● Short exercise
Print the data exactly as it is given, please.

*** Input material ***

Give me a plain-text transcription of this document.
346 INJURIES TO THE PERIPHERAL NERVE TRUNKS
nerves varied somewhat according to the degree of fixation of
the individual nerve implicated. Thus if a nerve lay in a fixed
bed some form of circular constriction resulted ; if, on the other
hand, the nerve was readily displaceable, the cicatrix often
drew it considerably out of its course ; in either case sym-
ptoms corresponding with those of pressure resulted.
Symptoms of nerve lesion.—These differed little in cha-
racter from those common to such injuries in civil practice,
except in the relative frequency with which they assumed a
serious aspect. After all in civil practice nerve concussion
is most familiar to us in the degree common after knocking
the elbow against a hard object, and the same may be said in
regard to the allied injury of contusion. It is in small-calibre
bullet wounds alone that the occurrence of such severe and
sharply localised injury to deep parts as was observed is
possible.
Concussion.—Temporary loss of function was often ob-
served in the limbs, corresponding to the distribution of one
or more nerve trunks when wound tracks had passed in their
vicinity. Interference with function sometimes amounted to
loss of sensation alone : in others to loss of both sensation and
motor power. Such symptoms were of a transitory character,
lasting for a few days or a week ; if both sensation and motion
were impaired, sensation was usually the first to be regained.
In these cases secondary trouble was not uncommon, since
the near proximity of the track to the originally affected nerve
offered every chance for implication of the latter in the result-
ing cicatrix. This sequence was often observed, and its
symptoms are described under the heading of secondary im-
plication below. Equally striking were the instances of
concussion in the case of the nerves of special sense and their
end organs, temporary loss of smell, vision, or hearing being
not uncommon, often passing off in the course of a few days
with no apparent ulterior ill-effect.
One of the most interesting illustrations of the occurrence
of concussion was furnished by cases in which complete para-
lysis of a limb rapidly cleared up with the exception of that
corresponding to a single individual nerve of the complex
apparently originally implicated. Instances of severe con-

***

● Exercise answer
Give me a plain-text transcription of this document.
346 INJURIES TO THE PERIPHERAL NERVE TRUNKS
nerves varied somewhat according to the degree of fixation of
the individual nerve implicated. Thus if a nerve lay in a fixed
bed some form of circular constriction resulted ; if, on the other
hand, the nerve was readily displaceable, the cicatrix often
drew it considerably out of its course ; in either case sym-
ptoms corresponding with those of pressure resulted.
Symptoms of nerve lesion.—These differed little in cha-
racter from those common to such injuries in civil practice,
except in the relative frequency with which they assumed a
serious aspect. After all in civil practice nerve concussion
is most familiar to us in the degree common after knocking
the elbow against a hard object, and the same may be said in
regard to the allied injury of contusion. It is in small-calibre
bullet wounds alone that the occurrence of such severe and
sharply localised injury to deep parts as was observed is
possible.
Concussion.—Temporary loss of function was often ob-
served in the limbs, corresponding to the distribution of one
or more nerve trunks when wound tracks had passed in their
vicinity. Interference with function sometimes amounted to
loss of sensation alone : in others to loss of both sensation and
motor power. Such symptoms were of a transitory character,
lasting for a few days or a week ; if both sensation and motion
were impaired, sensation was usually the first to be regained.
In these cases secondary trouble was not uncommon, since
the near proximity of the track to the originally affected nerve
offered every chance for implication of the latter in the result-
ing cicatrix. This sequence was often observed, and its
symptoms are described under the heading of secondary im-
plication below. Equally striking were the instances of
concussion in the case of the nerves of special sense and their
end organs, temporary loss of smell, vision, or hearing being
not uncommon, often passing off in the course of a few days
with no apparent ulterior ill-effect.
One of the most interesting illustrations of the occurrence
of concussion was furnished by cases in which complete para-
lysis of a limb rapidly cleared up with the exception of that
corresponding to a single individual nerve of the complex
apparently originally implicated. Instances of severe con-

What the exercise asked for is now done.